**Task statement:** Every entry must be duplicated precisely as written.

**Dataset rows:**
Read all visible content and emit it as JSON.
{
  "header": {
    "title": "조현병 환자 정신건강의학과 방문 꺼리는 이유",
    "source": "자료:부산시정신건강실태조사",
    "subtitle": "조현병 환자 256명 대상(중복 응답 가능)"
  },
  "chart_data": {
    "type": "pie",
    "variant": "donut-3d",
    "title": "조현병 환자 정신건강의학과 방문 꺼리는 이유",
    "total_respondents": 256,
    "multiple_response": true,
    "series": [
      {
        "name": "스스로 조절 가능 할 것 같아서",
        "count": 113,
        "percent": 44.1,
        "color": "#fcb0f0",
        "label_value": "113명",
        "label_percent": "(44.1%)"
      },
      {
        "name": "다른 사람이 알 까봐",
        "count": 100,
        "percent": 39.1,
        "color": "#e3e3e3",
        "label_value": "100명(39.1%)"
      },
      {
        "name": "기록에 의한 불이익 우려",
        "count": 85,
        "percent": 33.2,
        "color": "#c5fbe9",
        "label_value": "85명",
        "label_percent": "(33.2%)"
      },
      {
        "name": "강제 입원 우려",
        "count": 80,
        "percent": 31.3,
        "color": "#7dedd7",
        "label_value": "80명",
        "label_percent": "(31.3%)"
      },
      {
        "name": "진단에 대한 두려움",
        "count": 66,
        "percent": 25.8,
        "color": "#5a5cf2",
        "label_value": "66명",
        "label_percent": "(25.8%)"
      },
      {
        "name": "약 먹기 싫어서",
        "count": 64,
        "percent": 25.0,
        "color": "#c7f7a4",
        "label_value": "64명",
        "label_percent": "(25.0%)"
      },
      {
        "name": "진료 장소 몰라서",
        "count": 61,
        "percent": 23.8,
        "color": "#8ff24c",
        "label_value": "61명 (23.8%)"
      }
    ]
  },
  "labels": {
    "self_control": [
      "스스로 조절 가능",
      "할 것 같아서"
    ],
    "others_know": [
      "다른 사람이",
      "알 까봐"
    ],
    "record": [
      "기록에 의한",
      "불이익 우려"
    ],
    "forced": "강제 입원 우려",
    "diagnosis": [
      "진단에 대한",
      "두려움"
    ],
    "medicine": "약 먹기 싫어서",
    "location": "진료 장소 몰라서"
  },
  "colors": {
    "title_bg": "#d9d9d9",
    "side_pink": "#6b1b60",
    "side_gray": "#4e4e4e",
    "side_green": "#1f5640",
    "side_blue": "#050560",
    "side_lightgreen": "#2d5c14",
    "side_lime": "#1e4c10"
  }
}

**Response to the task:**
Read all visible content and emit it as JSON.
{
  "header": {
    "title": "조현병 환자 정신건강의학과 방문 꺼리는 이유",
    "source": "자료:부산시정신건강실태조사",
    "subtitle": "조현병 환자 256명 대상(중복 응답 가능)"
  },
  "chart_data": {
    "type": "pie",
    "variant": "donut-3d",
    "title": "조현병 환자 정신건강의학과 방문 꺼리는 이유",
    "total_respondents": 256,
    "multiple_response": true,
    "series": [
      {
        "name": "스스로 조절 가능 할 것 같아서",
        "count": 113,
        "percent": 44.1,
        "color": "#fcb0f0",
        "label_value": "113명",
        "label_percent": "(44.1%)"
      },
      {
        "name": "다른 사람이 알 까봐",
        "count": 100,
        "percent": 39.1,
        "color": "#e3e3e3",
        "label_value": "100명(39.1%)"
      },
      {
        "name": "기록에 의한 불이익 우려",
        "count": 85,
        "percent": 33.2,
        "color": "#c5fbe9",
        "label_value": "85명",
        "label_percent": "(33.2%)"
      },
      {
        "name": "강제 입원 우려",
        "count": 80,
        "percent": 31.3,
        "color": "#7dedd7",
        "label_value": "80명",
        "label_percent": "(31.3%)"
      },
      {
        "name": "진단에 대한 두려움",
        "count": 66,
        "percent": 25.8,
        "color": "#5a5cf2",
        "label_value": "66명",
        "label_percent": "(25.8%)"
      },
      {
        "name": "약 먹기 싫어서",
        "count": 64,
        "percent": 25.0,
        "color": "#c7f7a4",
        "label_value": "64명",
        "label_percent": "(25.0%)"
      },
      {
        "name": "진료 장소 몰라서",
        "count": 61,
        "percent": 23.8,
        "color": "#8ff24c",
        "label_value": "61명 (23.8%)"
      }
    ]
  },
  "labels": {
    "self_control": [
      "스스로 조절 가능",
      "할 것 같아서"
    ],
    "others_know": [
      "다른 사람이",
      "알 까봐"
    ],
    "record": [
      "기록에 의한",
      "불이익 우려"
    ],
    "forced": "강제 입원 우려",
    "diagnosis": [
      "진단에 대한",
      "두려움"
    ],
    "medicine": "약 먹기 싫어서",
    "location": "진료 장소 몰라서"
  },
  "colors": {
    "title_bg": "#d9d9d9",
    "side_pink": "#6b1b60",
    "side_gray": "#4e4e4e",
    "side_green": "#1f5640",
    "side_blue": "#050560",
    "side_lightgreen": "#2d5c14",
    "side_lime": "#1e4c10"
  }
}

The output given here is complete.